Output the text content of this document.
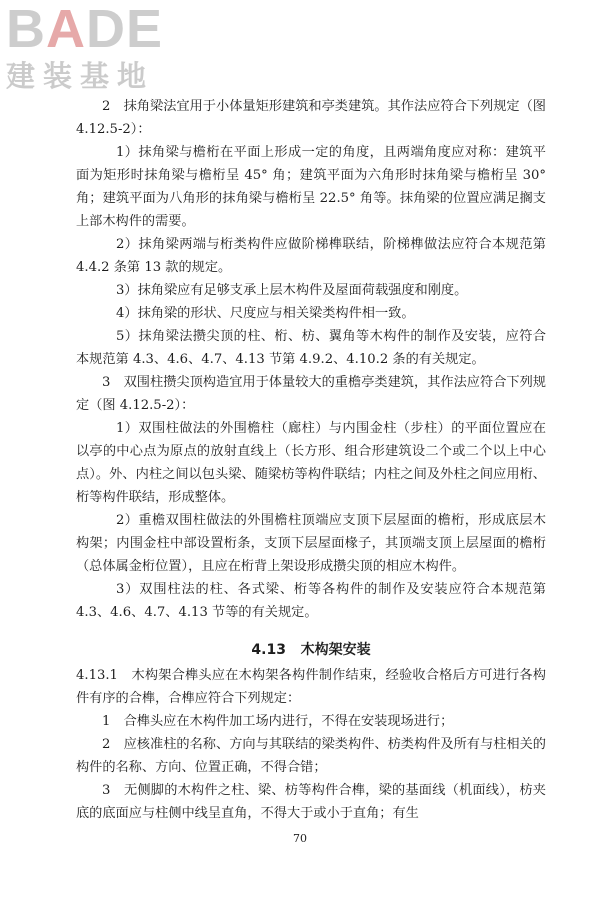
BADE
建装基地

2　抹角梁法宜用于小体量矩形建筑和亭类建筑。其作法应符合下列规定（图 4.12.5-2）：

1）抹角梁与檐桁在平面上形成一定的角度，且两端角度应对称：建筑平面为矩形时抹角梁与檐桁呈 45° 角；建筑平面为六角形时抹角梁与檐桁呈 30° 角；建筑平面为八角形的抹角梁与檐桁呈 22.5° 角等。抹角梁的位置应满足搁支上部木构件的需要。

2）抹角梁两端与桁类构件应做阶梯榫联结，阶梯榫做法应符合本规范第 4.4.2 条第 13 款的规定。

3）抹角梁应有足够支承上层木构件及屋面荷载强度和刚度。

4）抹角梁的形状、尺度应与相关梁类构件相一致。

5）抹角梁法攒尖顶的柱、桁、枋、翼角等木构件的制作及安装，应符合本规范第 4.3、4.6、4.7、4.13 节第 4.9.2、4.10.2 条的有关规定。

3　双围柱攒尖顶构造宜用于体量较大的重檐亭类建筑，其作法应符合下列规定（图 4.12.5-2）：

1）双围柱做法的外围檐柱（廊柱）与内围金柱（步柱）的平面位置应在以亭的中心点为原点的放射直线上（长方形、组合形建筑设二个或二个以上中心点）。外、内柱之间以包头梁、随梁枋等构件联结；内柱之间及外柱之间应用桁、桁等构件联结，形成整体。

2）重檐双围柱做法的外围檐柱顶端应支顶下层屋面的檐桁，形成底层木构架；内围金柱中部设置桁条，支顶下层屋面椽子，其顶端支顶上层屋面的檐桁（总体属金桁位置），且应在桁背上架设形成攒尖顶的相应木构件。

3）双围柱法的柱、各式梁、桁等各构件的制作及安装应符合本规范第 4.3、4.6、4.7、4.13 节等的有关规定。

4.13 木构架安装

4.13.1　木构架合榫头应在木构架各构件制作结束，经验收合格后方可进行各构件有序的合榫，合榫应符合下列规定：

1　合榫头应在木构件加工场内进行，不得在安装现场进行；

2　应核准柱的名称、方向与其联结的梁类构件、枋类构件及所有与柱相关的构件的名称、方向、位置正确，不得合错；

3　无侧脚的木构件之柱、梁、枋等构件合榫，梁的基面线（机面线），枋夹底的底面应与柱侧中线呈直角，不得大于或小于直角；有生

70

- - -

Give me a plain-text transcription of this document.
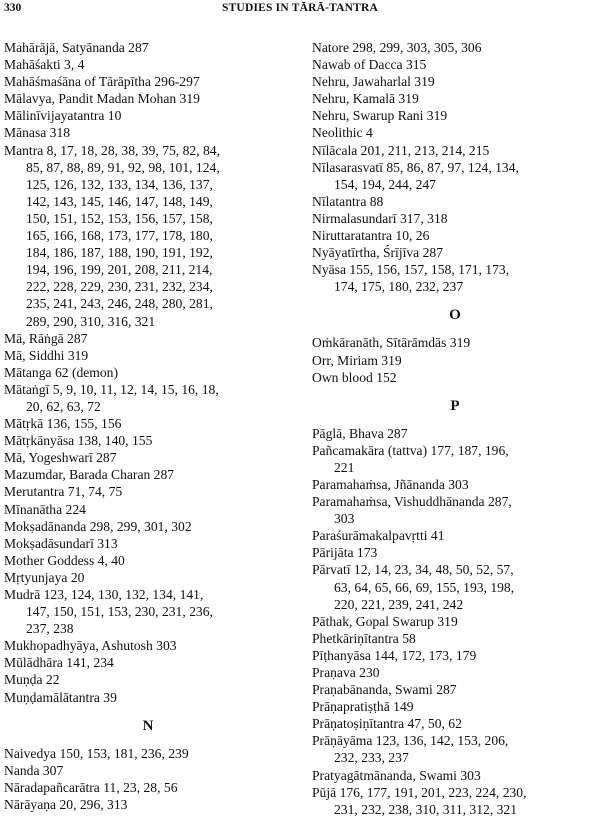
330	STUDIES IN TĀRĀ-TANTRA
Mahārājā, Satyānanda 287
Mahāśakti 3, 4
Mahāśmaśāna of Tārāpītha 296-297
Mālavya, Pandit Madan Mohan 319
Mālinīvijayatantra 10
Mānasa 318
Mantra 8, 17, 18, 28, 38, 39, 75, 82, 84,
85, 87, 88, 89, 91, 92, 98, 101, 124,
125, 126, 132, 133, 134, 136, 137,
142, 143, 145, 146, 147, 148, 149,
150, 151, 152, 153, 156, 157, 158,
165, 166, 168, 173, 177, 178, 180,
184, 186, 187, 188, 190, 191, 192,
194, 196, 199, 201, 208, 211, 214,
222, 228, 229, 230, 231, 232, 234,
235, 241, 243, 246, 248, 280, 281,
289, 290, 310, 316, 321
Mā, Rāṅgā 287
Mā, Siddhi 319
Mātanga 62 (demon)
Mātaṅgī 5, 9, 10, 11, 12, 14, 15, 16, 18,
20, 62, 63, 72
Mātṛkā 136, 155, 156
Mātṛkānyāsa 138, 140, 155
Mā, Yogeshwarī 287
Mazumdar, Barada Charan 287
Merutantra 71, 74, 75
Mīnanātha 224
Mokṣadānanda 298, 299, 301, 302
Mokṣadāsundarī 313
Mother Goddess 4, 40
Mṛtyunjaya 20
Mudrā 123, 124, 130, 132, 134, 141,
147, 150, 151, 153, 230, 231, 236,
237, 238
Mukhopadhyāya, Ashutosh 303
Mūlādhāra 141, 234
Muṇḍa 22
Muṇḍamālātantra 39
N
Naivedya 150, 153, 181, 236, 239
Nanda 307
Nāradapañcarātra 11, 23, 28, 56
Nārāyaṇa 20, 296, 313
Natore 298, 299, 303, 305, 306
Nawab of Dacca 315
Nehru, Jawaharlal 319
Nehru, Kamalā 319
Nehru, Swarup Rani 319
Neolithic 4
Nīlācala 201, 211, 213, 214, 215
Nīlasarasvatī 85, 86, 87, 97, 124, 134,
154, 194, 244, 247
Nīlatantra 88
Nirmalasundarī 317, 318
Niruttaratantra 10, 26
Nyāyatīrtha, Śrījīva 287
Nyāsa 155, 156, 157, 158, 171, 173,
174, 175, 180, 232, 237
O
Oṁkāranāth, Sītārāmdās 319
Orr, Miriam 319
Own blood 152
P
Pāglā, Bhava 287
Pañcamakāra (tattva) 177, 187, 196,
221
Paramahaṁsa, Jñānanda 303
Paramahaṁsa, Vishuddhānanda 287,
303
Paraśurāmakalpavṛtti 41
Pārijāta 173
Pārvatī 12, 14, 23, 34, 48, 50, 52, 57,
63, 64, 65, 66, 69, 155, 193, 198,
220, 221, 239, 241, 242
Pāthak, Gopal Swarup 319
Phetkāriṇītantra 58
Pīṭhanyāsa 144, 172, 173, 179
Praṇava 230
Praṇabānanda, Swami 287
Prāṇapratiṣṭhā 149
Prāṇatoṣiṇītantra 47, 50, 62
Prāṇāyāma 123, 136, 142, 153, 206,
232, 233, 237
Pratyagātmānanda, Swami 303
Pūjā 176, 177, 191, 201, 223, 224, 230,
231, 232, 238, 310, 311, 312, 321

- - -

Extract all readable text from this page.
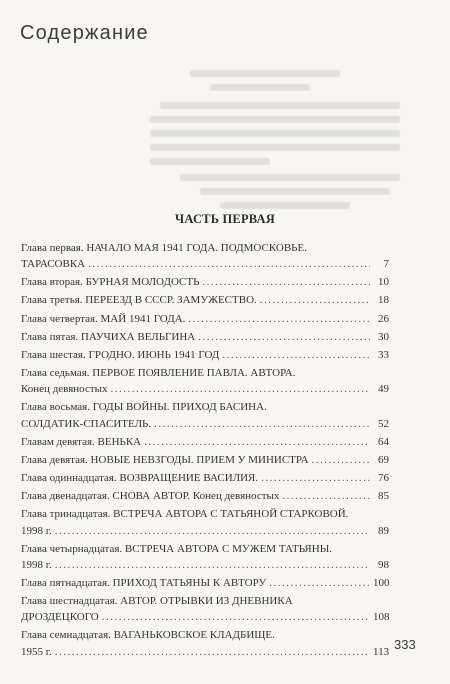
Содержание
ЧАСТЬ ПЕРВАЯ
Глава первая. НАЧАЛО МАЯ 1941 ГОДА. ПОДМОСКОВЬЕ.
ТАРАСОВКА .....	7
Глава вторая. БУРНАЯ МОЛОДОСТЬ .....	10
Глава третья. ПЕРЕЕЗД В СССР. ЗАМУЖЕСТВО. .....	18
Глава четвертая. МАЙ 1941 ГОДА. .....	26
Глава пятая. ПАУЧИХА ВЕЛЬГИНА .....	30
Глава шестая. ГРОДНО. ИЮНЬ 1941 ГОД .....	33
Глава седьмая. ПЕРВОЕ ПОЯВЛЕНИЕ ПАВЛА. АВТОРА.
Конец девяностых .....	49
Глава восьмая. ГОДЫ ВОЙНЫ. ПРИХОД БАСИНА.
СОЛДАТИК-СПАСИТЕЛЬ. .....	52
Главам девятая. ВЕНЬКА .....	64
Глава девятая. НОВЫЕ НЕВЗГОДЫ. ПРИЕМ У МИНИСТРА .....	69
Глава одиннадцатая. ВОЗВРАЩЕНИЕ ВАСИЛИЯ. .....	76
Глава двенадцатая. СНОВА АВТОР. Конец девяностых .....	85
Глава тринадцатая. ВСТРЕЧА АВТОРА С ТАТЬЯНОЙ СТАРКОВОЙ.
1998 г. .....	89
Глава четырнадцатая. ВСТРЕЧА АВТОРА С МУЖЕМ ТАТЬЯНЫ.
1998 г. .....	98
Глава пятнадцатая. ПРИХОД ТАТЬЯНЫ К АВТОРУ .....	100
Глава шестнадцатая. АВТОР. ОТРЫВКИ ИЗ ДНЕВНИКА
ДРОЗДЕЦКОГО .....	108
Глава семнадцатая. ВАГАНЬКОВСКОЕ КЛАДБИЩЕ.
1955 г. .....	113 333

- - -

■ **DO THIS**
Copy every line above that holds the word "девятая".

■ **OUTPUT**
Главам девятая. ВЕНЬКА .....	64
Глава девятая. НОВЫЕ НЕВЗГОДЫ. ПРИЕМ У МИНИСТРА .....	69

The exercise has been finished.